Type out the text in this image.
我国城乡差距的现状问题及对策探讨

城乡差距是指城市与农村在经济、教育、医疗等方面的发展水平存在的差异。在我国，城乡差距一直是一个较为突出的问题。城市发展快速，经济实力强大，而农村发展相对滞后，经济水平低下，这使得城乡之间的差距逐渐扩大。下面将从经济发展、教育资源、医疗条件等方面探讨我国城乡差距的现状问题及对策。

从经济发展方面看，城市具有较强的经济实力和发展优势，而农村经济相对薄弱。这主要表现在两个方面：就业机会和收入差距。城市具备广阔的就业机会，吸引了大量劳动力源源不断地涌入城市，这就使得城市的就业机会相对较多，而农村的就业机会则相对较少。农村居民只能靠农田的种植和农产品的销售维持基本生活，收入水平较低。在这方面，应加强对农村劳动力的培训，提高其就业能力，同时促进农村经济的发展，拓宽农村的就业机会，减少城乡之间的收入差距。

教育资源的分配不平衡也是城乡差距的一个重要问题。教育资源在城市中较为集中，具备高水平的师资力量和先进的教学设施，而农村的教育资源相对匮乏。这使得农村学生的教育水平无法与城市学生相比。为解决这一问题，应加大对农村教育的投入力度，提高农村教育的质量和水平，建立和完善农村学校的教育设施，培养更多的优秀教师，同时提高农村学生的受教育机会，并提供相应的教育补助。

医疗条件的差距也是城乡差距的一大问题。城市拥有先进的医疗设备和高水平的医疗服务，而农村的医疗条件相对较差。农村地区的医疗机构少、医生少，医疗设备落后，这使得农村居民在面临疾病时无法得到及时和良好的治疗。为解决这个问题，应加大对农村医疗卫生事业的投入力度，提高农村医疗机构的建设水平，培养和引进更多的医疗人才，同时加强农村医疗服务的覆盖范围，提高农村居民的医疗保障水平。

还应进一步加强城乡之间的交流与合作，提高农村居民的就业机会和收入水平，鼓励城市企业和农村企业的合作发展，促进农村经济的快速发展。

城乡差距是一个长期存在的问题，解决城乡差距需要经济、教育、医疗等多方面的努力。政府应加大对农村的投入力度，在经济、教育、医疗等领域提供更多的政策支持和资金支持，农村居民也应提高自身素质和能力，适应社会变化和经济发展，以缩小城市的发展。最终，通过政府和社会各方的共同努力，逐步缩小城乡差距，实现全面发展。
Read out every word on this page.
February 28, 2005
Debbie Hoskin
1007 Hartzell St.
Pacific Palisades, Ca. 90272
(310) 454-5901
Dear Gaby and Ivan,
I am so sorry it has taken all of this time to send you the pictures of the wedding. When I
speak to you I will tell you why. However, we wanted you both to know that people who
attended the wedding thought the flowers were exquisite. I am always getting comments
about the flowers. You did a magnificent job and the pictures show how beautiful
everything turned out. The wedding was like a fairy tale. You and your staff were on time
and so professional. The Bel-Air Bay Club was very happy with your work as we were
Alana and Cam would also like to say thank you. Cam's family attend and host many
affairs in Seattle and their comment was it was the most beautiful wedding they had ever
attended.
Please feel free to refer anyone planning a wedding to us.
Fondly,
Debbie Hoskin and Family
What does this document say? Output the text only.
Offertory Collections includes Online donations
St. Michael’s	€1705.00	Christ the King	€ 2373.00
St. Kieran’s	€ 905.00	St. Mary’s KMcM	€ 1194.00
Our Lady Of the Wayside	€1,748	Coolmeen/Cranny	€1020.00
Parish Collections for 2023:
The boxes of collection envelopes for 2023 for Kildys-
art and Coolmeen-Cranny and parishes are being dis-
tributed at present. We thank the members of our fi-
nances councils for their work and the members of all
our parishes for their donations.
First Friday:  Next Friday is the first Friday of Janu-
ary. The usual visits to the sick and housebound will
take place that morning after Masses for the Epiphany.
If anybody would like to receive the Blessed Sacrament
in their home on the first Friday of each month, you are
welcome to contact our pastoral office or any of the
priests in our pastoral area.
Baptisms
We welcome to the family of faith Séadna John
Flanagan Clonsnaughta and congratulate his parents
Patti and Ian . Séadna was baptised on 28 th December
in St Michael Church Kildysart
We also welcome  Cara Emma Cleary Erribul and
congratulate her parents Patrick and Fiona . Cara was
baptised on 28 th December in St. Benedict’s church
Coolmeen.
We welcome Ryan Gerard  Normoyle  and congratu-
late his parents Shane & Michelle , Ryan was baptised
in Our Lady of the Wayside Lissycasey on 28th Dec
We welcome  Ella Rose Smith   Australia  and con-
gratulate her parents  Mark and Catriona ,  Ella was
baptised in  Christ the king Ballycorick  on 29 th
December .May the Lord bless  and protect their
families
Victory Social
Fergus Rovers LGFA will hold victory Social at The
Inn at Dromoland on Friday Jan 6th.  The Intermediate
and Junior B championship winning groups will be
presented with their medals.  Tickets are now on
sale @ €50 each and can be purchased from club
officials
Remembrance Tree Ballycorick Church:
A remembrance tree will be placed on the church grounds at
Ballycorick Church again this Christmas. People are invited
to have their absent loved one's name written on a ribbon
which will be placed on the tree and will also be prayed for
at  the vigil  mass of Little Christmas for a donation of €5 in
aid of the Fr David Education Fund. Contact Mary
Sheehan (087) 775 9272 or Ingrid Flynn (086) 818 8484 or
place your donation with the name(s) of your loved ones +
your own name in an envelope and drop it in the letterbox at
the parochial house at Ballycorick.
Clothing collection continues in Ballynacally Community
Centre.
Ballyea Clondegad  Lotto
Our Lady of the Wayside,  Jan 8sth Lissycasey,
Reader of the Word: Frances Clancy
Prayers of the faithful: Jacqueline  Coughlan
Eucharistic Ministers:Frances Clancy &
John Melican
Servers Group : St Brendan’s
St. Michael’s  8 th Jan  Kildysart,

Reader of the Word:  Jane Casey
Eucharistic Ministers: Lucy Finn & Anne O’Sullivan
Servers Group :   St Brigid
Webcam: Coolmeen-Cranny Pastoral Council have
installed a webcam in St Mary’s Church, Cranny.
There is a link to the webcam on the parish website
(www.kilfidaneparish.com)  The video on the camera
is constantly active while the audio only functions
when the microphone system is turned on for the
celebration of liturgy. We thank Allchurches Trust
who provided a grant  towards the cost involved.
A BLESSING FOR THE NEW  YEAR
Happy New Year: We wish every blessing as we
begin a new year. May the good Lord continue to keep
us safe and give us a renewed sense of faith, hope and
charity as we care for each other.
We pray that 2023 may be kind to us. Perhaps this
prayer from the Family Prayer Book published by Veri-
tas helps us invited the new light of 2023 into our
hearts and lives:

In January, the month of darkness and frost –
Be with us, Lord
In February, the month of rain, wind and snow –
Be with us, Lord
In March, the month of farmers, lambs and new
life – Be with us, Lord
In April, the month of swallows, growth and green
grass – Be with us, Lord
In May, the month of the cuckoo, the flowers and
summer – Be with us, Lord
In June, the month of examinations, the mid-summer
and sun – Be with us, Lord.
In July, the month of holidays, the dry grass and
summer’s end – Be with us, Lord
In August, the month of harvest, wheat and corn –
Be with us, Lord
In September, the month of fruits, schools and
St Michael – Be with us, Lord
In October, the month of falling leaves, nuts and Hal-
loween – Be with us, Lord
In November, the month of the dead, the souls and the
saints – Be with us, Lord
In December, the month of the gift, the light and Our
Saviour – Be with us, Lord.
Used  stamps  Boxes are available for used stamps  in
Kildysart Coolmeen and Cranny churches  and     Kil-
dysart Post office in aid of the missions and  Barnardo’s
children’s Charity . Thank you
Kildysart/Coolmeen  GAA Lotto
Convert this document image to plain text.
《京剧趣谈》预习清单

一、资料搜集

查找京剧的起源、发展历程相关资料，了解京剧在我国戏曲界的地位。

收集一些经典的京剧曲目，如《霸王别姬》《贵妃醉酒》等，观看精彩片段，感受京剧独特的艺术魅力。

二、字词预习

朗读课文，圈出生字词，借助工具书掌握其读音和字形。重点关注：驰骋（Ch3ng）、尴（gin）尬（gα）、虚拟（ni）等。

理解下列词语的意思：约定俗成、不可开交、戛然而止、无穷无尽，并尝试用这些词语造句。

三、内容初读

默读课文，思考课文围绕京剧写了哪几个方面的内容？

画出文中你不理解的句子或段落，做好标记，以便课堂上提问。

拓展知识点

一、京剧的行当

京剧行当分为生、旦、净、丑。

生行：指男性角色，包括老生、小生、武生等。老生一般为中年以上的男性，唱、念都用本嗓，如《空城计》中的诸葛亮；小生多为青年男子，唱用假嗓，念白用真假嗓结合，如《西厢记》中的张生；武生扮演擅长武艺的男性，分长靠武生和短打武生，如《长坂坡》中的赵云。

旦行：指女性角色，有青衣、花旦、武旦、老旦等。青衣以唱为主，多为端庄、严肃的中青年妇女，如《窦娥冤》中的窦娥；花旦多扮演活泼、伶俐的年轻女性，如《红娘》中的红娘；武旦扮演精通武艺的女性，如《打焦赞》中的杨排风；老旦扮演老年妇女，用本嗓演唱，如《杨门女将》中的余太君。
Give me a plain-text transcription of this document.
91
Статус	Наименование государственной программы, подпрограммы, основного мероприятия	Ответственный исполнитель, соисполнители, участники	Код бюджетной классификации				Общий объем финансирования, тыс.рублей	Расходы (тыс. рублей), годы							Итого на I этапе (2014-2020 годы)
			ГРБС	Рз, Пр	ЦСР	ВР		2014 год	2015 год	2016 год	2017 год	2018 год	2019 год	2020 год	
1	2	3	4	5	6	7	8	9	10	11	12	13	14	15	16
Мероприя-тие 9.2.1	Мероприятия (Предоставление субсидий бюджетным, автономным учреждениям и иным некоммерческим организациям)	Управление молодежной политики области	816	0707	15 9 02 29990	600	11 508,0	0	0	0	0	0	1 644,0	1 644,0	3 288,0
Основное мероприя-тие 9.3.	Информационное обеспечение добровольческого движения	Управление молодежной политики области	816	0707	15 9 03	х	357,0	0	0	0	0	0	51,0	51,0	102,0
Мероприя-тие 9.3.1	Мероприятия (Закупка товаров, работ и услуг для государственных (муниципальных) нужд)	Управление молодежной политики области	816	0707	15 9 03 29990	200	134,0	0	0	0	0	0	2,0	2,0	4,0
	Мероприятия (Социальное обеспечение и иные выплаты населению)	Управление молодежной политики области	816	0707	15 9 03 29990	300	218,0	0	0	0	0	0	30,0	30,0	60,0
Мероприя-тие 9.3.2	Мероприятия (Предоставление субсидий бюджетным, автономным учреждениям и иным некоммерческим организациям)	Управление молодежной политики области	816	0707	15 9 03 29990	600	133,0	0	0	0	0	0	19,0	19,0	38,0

> [Given task]: Review the material and copy each line in which the word "Friday" appears.

> [The reply]:
First Friday:  Next Friday is the first Friday of Janu-
in their home on the first Friday of each month, you are
Inn at Dromoland on Friday Jan 6th.  The Intermediate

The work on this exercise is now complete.